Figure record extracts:
+ + + +
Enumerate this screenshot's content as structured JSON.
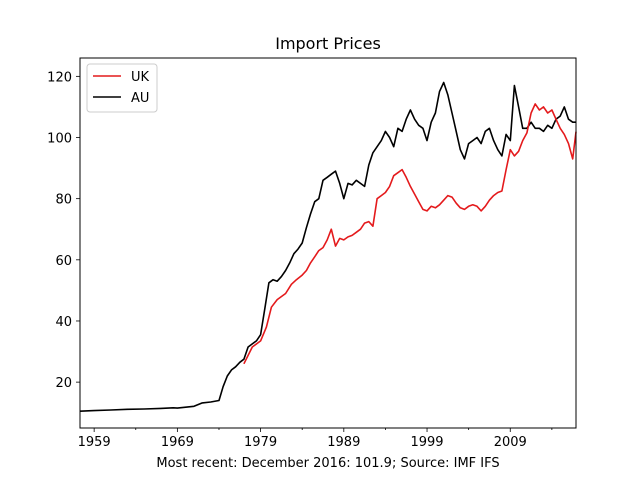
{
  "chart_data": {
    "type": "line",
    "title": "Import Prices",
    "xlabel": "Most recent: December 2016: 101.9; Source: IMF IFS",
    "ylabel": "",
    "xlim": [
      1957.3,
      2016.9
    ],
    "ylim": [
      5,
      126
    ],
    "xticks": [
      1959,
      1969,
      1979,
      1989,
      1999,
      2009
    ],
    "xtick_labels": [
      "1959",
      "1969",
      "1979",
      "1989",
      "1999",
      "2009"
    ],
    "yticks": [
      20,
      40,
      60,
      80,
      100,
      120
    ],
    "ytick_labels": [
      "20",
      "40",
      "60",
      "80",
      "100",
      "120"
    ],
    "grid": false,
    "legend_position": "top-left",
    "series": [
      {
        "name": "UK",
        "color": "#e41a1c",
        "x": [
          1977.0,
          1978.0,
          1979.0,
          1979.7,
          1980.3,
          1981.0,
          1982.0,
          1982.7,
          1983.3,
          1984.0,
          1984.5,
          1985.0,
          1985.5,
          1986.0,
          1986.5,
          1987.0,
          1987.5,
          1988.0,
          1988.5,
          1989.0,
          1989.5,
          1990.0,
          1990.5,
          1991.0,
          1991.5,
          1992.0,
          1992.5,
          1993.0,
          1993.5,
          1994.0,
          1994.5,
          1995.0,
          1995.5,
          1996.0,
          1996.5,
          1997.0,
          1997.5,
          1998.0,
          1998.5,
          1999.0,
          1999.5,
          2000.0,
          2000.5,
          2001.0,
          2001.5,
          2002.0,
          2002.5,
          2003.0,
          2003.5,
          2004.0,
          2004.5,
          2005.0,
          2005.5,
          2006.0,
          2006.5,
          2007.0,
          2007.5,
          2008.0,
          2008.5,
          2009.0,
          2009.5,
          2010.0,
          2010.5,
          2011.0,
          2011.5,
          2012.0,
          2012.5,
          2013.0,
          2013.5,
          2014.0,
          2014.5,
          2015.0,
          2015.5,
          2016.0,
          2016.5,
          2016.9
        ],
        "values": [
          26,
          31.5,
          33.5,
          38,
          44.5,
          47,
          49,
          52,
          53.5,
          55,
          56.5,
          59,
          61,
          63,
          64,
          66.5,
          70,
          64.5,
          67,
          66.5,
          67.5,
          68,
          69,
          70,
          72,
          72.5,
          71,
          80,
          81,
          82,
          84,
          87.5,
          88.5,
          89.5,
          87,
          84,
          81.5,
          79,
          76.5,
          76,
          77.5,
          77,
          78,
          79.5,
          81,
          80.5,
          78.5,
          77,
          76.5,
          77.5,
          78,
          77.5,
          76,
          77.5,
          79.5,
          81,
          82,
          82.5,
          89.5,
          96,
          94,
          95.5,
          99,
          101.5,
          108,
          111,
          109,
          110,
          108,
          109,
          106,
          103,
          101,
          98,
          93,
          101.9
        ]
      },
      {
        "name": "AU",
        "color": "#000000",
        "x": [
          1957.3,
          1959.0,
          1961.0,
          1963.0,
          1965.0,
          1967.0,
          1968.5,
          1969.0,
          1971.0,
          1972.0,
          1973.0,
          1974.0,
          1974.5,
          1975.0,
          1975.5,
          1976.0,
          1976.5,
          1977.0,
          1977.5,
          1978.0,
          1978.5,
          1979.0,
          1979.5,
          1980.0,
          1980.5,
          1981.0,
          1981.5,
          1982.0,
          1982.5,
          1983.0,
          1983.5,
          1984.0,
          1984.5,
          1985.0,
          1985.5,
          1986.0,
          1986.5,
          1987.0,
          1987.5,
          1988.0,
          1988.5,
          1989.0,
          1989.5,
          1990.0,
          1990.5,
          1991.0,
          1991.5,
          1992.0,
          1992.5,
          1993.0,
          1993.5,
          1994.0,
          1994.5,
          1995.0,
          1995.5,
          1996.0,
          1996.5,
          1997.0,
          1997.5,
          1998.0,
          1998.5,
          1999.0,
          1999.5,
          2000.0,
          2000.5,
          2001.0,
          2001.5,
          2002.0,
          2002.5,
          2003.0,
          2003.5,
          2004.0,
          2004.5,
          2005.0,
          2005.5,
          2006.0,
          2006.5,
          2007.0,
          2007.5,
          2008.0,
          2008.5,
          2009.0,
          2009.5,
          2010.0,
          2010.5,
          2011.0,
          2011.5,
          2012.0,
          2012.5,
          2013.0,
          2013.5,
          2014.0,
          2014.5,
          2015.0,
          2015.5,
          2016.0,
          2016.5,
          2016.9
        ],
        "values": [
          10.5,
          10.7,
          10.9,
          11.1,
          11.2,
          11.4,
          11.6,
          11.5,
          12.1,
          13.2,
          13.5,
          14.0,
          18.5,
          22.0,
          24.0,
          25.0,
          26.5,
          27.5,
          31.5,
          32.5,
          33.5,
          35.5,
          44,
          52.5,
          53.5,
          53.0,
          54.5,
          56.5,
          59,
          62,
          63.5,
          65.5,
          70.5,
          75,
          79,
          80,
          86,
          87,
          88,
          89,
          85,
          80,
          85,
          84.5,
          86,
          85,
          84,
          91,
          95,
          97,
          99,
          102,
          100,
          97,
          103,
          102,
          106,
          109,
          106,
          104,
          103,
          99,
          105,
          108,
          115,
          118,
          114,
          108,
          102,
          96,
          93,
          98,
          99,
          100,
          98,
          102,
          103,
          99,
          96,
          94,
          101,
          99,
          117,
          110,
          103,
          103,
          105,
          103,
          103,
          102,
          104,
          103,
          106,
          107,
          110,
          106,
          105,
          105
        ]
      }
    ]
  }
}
+ + + +
Task to complete → Transcribe the full listing character for character. Pictures are excluded.

Reply to the task →
Enumerate this screenshot's content as structured JSON.
{
  "chart_data": {
    "type": "line",
    "title": "Import Prices",
    "xlabel": "Most recent: December 2016: 101.9; Source: IMF IFS",
    "ylabel": "",
    "xlim": [
      1957.3,
      2016.9
    ],
    "ylim": [
      5,
      126
    ],
    "xticks": [
      1959,
      1969,
      1979,
      1989,
      1999,
      2009
    ],
    "xtick_labels": [
      "1959",
      "1969",
      "1979",
      "1989",
      "1999",
      "2009"
    ],
    "yticks": [
      20,
      40,
      60,
      80,
      100,
      120
    ],
    "ytick_labels": [
      "20",
      "40",
      "60",
      "80",
      "100",
      "120"
    ],
    "grid": false,
    "legend_position": "top-left",
    "series": [
      {
        "name": "UK",
        "color": "#e41a1c",
        "x": [
          1977.0,
          1978.0,
          1979.0,
          1979.7,
          1980.3,
          1981.0,
          1982.0,
          1982.7,
          1983.3,
          1984.0,
          1984.5,
          1985.0,
          1985.5,
          1986.0,
          1986.5,
          1987.0,
          1987.5,
          1988.0,
          1988.5,
          1989.0,
          1989.5,
          1990.0,
          1990.5,
          1991.0,
          1991.5,
          1992.0,
          1992.5,
          1993.0,
          1993.5,
          1994.0,
          1994.5,
          1995.0,
          1995.5,
          1996.0,
          1996.5,
          1997.0,
          1997.5,
          1998.0,
          1998.5,
          1999.0,
          1999.5,
          2000.0,
          2000.5,
          2001.0,
          2001.5,
          2002.0,
          2002.5,
          2003.0,
          2003.5,
          2004.0,
          2004.5,
          2005.0,
          2005.5,
          2006.0,
          2006.5,
          2007.0,
          2007.5,
          2008.0,
          2008.5,
          2009.0,
          2009.5,
          2010.0,
          2010.5,
          2011.0,
          2011.5,
          2012.0,
          2012.5,
          2013.0,
          2013.5,
          2014.0,
          2014.5,
          2015.0,
          2015.5,
          2016.0,
          2016.5,
          2016.9
        ],
        "values": [
          26,
          31.5,
          33.5,
          38,
          44.5,
          47,
          49,
          52,
          53.5,
          55,
          56.5,
          59,
          61,
          63,
          64,
          66.5,
          70,
          64.5,
          67,
          66.5,
          67.5,
          68,
          69,
          70,
          72,
          72.5,
          71,
          80,
          81,
          82,
          84,
          87.5,
          88.5,
          89.5,
          87,
          84,
          81.5,
          79,
          76.5,
          76,
          77.5,
          77,
          78,
          79.5,
          81,
          80.5,
          78.5,
          77,
          76.5,
          77.5,
          78,
          77.5,
          76,
          77.5,
          79.5,
          81,
          82,
          82.5,
          89.5,
          96,
          94,
          95.5,
          99,
          101.5,
          108,
          111,
          109,
          110,
          108,
          109,
          106,
          103,
          101,
          98,
          93,
          101.9
        ]
      },
      {
        "name": "AU",
        "color": "#000000",
        "x": [
          1957.3,
          1959.0,
          1961.0,
          1963.0,
          1965.0,
          1967.0,
          1968.5,
          1969.0,
          1971.0,
          1972.0,
          1973.0,
          1974.0,
          1974.5,
          1975.0,
          1975.5,
          1976.0,
          1976.5,
          1977.0,
          1977.5,
          1978.0,
          1978.5,
          1979.0,
          1979.5,
          1980.0,
          1980.5,
          1981.0,
          1981.5,
          1982.0,
          1982.5,
          1983.0,
          1983.5,
          1984.0,
          1984.5,
          1985.0,
          1985.5,
          1986.0,
          1986.5,
          1987.0,
          1987.5,
          1988.0,
          1988.5,
          1989.0,
          1989.5,
          1990.0,
          1990.5,
          1991.0,
          1991.5,
          1992.0,
          1992.5,
          1993.0,
          1993.5,
          1994.0,
          1994.5,
          1995.0,
          1995.5,
          1996.0,
          1996.5,
          1997.0,
          1997.5,
          1998.0,
          1998.5,
          1999.0,
          1999.5,
          2000.0,
          2000.5,
          2001.0,
          2001.5,
          2002.0,
          2002.5,
          2003.0,
          2003.5,
          2004.0,
          2004.5,
          2005.0,
          2005.5,
          2006.0,
          2006.5,
          2007.0,
          2007.5,
          2008.0,
          2008.5,
          2009.0,
          2009.5,
          2010.0,
          2010.5,
          2011.0,
          2011.5,
          2012.0,
          2012.5,
          2013.0,
          2013.5,
          2014.0,
          2014.5,
          2015.0,
          2015.5,
          2016.0,
          2016.5,
          2016.9
        ],
        "values": [
          10.5,
          10.7,
          10.9,
          11.1,
          11.2,
          11.4,
          11.6,
          11.5,
          12.1,
          13.2,
          13.5,
          14.0,
          18.5,
          22.0,
          24.0,
          25.0,
          26.5,
          27.5,
          31.5,
          32.5,
          33.5,
          35.5,
          44,
          52.5,
          53.5,
          53.0,
          54.5,
          56.5,
          59,
          62,
          63.5,
          65.5,
          70.5,
          75,
          79,
          80,
          86,
          87,
          88,
          89,
          85,
          80,
          85,
          84.5,
          86,
          85,
          84,
          91,
          95,
          97,
          99,
          102,
          100,
          97,
          103,
          102,
          106,
          109,
          106,
          104,
          103,
          99,
          105,
          108,
          115,
          118,
          114,
          108,
          102,
          96,
          93,
          98,
          99,
          100,
          98,
          102,
          103,
          99,
          96,
          94,
          101,
          99,
          117,
          110,
          103,
          103,
          105,
          103,
          103,
          102,
          104,
          103,
          106,
          107,
          110,
          106,
          105,
          105
        ]
      }
    ]
  }
}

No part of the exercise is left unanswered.